## Exercise goal
Copy every line from the material below that holds "Explorer".

## Records provided
(begin)
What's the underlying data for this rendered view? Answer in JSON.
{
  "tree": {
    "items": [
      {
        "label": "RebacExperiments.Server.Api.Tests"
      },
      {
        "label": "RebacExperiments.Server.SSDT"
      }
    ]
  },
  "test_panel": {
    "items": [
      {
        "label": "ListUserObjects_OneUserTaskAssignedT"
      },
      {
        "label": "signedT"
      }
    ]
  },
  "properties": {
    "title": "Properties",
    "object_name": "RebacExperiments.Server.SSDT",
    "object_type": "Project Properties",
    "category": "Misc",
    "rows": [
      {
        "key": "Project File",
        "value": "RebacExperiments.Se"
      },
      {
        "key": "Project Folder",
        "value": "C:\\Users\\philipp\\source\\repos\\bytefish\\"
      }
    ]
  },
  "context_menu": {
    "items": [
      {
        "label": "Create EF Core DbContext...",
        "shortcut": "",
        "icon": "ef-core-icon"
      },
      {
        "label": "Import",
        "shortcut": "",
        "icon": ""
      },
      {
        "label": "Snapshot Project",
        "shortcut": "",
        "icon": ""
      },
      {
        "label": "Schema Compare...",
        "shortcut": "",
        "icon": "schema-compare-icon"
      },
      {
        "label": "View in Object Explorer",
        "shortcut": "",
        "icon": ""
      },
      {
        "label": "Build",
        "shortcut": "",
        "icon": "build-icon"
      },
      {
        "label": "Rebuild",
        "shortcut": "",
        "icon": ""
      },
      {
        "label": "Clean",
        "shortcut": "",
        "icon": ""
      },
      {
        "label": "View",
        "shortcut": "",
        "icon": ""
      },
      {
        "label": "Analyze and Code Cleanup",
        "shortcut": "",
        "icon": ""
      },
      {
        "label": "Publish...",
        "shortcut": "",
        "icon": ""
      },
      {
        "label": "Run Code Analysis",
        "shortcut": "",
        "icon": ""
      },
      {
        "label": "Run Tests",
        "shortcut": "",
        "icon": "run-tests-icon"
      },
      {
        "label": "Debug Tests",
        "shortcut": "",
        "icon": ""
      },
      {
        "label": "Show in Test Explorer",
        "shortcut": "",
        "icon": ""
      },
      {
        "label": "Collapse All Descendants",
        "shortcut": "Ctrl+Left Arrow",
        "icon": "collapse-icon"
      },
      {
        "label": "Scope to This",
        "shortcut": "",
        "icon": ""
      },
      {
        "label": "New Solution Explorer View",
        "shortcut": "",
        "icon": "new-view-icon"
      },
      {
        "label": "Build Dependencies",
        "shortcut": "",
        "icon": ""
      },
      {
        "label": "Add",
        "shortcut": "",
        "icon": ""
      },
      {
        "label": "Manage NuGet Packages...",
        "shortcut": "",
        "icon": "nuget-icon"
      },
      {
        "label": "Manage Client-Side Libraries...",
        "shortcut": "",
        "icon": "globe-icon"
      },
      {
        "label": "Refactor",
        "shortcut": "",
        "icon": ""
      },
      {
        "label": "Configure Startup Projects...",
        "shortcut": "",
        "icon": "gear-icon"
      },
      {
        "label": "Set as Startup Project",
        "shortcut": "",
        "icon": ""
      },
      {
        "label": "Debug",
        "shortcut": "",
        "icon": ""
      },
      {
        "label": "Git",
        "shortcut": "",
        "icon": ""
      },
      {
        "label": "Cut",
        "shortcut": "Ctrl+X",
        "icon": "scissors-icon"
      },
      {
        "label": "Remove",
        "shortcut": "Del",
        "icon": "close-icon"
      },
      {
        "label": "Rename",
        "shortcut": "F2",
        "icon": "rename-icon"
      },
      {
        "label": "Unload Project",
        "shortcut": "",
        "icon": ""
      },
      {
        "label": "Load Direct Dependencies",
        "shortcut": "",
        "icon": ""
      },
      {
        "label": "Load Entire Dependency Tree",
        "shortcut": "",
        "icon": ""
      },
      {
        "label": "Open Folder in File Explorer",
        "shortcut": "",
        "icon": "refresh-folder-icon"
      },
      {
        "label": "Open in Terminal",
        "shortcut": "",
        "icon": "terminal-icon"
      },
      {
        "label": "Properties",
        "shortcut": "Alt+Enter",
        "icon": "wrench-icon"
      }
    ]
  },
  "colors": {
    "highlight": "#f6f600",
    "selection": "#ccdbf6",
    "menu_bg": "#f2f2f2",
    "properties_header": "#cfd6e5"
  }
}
(end)
## Output of the task
        "label": "View in Object Explorer",
        "label": "Show in Test Explorer",
        "label": "New Solution Explorer View",
        "label": "Open Folder in File Explorer",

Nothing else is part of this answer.